[Page layout parsing data]
↓↓↓

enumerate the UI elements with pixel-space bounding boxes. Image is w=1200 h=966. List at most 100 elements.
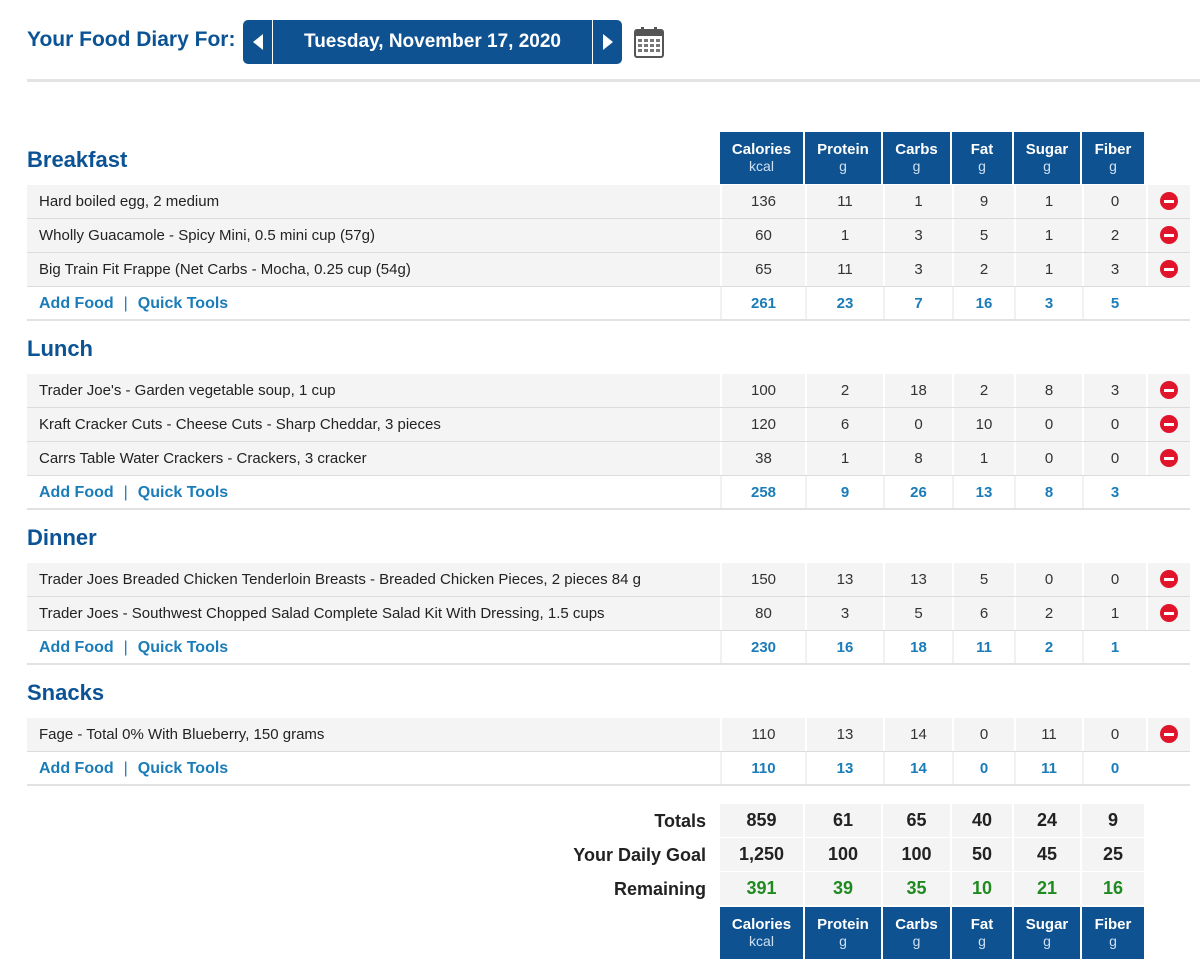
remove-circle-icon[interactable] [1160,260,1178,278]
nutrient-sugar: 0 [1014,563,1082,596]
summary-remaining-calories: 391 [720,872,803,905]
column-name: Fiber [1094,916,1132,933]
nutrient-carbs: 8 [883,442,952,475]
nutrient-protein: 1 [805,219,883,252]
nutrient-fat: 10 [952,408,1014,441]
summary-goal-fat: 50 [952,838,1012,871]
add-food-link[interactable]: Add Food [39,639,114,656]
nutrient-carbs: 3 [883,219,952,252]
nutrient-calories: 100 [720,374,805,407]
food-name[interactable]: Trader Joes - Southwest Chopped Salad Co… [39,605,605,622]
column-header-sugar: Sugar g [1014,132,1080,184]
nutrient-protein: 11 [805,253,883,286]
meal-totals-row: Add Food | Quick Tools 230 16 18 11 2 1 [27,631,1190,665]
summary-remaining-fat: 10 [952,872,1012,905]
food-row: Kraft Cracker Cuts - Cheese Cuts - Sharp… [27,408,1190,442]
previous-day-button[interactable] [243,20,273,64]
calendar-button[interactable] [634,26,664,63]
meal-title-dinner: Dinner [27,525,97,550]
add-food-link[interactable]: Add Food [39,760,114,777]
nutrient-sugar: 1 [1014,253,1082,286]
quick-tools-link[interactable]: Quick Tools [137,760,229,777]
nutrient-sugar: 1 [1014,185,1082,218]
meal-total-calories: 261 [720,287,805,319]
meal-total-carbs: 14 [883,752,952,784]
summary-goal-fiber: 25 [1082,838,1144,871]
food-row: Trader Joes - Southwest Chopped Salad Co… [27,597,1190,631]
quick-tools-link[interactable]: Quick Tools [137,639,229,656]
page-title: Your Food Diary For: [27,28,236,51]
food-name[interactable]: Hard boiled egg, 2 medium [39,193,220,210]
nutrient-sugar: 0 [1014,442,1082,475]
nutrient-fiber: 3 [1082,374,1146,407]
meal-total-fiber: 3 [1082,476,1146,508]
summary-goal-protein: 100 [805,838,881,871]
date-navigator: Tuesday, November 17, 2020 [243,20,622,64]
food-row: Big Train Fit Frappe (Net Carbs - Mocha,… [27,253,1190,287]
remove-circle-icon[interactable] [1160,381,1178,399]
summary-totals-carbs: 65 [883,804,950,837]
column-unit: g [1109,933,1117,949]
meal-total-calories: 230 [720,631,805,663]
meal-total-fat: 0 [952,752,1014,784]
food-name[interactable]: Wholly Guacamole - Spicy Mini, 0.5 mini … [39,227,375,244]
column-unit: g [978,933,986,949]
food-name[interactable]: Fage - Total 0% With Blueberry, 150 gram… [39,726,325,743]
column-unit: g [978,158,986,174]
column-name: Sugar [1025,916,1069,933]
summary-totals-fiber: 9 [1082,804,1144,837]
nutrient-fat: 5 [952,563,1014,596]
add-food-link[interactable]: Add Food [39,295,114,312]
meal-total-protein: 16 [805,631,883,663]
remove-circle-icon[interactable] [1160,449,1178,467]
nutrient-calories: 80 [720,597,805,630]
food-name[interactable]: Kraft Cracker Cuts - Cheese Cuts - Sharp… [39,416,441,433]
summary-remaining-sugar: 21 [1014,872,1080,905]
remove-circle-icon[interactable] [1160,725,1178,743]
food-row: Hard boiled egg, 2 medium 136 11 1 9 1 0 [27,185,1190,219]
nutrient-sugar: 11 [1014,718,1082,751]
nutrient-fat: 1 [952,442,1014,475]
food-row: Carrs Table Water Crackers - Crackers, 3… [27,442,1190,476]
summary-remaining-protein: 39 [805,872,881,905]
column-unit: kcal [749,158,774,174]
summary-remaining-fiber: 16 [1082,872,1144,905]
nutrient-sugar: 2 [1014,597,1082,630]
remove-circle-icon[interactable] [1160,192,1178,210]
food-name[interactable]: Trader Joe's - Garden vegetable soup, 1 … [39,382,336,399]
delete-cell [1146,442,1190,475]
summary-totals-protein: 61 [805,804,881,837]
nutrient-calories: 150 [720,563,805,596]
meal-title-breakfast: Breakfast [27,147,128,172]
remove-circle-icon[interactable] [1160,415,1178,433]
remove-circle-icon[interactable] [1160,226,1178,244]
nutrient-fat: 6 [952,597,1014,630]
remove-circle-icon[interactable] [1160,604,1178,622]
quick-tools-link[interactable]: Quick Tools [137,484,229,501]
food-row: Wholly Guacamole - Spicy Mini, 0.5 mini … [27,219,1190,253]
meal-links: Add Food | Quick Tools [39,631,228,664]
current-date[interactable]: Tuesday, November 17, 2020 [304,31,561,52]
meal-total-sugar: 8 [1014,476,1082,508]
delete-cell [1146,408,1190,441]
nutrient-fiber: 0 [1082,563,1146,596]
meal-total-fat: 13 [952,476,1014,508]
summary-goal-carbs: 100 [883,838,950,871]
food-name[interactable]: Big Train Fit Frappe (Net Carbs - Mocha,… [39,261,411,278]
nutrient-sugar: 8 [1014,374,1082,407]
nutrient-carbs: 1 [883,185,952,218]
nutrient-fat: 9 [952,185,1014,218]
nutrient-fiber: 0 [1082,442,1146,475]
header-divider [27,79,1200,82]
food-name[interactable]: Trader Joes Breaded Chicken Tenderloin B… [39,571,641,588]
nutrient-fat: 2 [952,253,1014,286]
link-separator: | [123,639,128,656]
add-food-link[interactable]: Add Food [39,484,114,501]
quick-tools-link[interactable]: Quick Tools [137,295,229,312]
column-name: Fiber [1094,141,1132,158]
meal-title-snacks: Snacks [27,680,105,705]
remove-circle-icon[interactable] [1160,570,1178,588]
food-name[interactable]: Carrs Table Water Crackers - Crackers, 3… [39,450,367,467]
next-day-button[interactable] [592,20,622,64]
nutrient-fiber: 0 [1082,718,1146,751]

↑↑↑

** Task prompt **
Every last line above must be reproduced as written, and no pictures belong in the copy.

** Response for this exercise **
enumerate the UI elements with pixel-space bounding boxes. Image is w=1200 h=966. List at most 100 elements.
remove-circle-icon[interactable] [1160,260,1178,278]
nutrient-sugar: 0 [1014,563,1082,596]
summary-remaining-calories: 391 [720,872,803,905]
column-name: Fiber [1094,916,1132,933]
nutrient-carbs: 8 [883,442,952,475]
nutrient-protein: 1 [805,219,883,252]
nutrient-fat: 10 [952,408,1014,441]
summary-goal-fat: 50 [952,838,1012,871]
add-food-link[interactable]: Add Food [39,639,114,656]
nutrient-carbs: 3 [883,219,952,252]
nutrient-calories: 100 [720,374,805,407]
food-name[interactable]: Trader Joes - Southwest Chopped Salad Co… [39,605,605,622]
column-header-sugar: Sugar g [1014,132,1080,184]
nutrient-protein: 11 [805,253,883,286]
meal-totals-row: Add Food | Quick Tools 230 16 18 11 2 1 [27,631,1190,665]
summary-remaining-fat: 10 [952,872,1012,905]
food-row: Kraft Cracker Cuts - Cheese Cuts - Sharp… [27,408,1190,442]
previous-day-button[interactable] [243,20,273,64]
calendar-button[interactable] [634,26,664,63]
meal-title-dinner: Dinner [27,525,97,550]
add-food-link[interactable]: Add Food [39,760,114,777]
nutrient-sugar: 1 [1014,253,1082,286]
quick-tools-link[interactable]: Quick Tools [137,760,229,777]
nutrient-sugar: 1 [1014,185,1082,218]
meal-total-calories: 261 [720,287,805,319]
meal-total-carbs: 14 [883,752,952,784]
summary-goal-fiber: 25 [1082,838,1144,871]
food-row: Trader Joes - Southwest Chopped Salad Co… [27,597,1190,631]
quick-tools-link[interactable]: Quick Tools [137,639,229,656]
page-title: Your Food Diary For: [27,28,236,51]
food-name[interactable]: Hard boiled egg, 2 medium [39,193,220,210]
nutrient-sugar: 0 [1014,442,1082,475]
nutrient-fiber: 3 [1082,374,1146,407]
meal-total-fiber: 3 [1082,476,1146,508]
summary-goal-protein: 100 [805,838,881,871]
date-navigator: Tuesday, November 17, 2020 [243,20,622,64]
food-row: Big Train Fit Frappe (Net Carbs - Mocha,… [27,253,1190,287]
remove-circle-icon[interactable] [1160,381,1178,399]
summary-totals-carbs: 65 [883,804,950,837]
column-unit: g [1109,933,1117,949]
meal-total-calories: 230 [720,631,805,663]
meal-total-fat: 0 [952,752,1014,784]
food-name[interactable]: Wholly Guacamole - Spicy Mini, 0.5 mini … [39,227,375,244]
column-unit: g [978,933,986,949]
food-name[interactable]: Fage - Total 0% With Blueberry, 150 gram… [39,726,325,743]
column-unit: g [978,158,986,174]
column-name: Sugar [1025,916,1069,933]
summary-totals-fiber: 9 [1082,804,1144,837]
nutrient-fat: 5 [952,563,1014,596]
add-food-link[interactable]: Add Food [39,295,114,312]
meal-total-protein: 16 [805,631,883,663]
remove-circle-icon[interactable] [1160,449,1178,467]
nutrient-calories: 80 [720,597,805,630]
food-name[interactable]: Kraft Cracker Cuts - Cheese Cuts - Sharp… [39,416,441,433]
summary-remaining-sugar: 21 [1014,872,1080,905]
remove-circle-icon[interactable] [1160,725,1178,743]
food-row: Hard boiled egg, 2 medium 136 11 1 9 1 0 [27,185,1190,219]
nutrient-sugar: 11 [1014,718,1082,751]
nutrient-fat: 1 [952,442,1014,475]
food-row: Carrs Table Water Crackers - Crackers, 3… [27,442,1190,476]
summary-remaining-protein: 39 [805,872,881,905]
column-unit: kcal [749,158,774,174]
summary-remaining-fiber: 16 [1082,872,1144,905]
nutrient-sugar: 2 [1014,597,1082,630]
remove-circle-icon[interactable] [1160,192,1178,210]
food-name[interactable]: Trader Joe's - Garden vegetable soup, 1 … [39,382,336,399]
delete-cell [1146,442,1190,475]
summary-totals-protein: 61 [805,804,881,837]
nutrient-calories: 150 [720,563,805,596]
meal-title-breakfast: Breakfast [27,147,128,172]
remove-circle-icon[interactable] [1160,415,1178,433]
remove-circle-icon[interactable] [1160,226,1178,244]
nutrient-fat: 6 [952,597,1014,630]
remove-circle-icon[interactable] [1160,604,1178,622]
quick-tools-link[interactable]: Quick Tools [137,484,229,501]
food-row: Wholly Guacamole - Spicy Mini, 0.5 mini … [27,219,1190,253]
meal-links: Add Food | Quick Tools [39,631,228,664]
current-date[interactable]: Tuesday, November 17, 2020 [304,31,561,52]
meal-total-sugar: 8 [1014,476,1082,508]
delete-cell [1146,408,1190,441]
nutrient-fiber: 0 [1082,563,1146,596]
meal-total-fat: 13 [952,476,1014,508]
summary-goal-carbs: 100 [883,838,950,871]
food-name[interactable]: Big Train Fit Frappe (Net Carbs - Mocha,… [39,261,411,278]
nutrient-sugar: 8 [1014,374,1082,407]
nutrient-carbs: 1 [883,185,952,218]
nutrient-fat: 9 [952,185,1014,218]
nutrient-fiber: 0 [1082,442,1146,475]
header-divider [27,79,1200,82]
food-name[interactable]: Trader Joes Breaded Chicken Tenderloin B… [39,571,641,588]
nutrient-fat: 2 [952,253,1014,286]
link-separator: | [123,639,128,656]
add-food-link[interactable]: Add Food [39,484,114,501]
quick-tools-link[interactable]: Quick Tools [137,295,229,312]
column-name: Fiber [1094,141,1132,158]
meal-title-snacks: Snacks [27,680,105,705]
remove-circle-icon[interactable] [1160,570,1178,588]
food-name[interactable]: Carrs Table Water Crackers - Crackers, 3… [39,450,367,467]
next-day-button[interactable] [592,20,622,64]
nutrient-fiber: 0 [1082,718,1146,751]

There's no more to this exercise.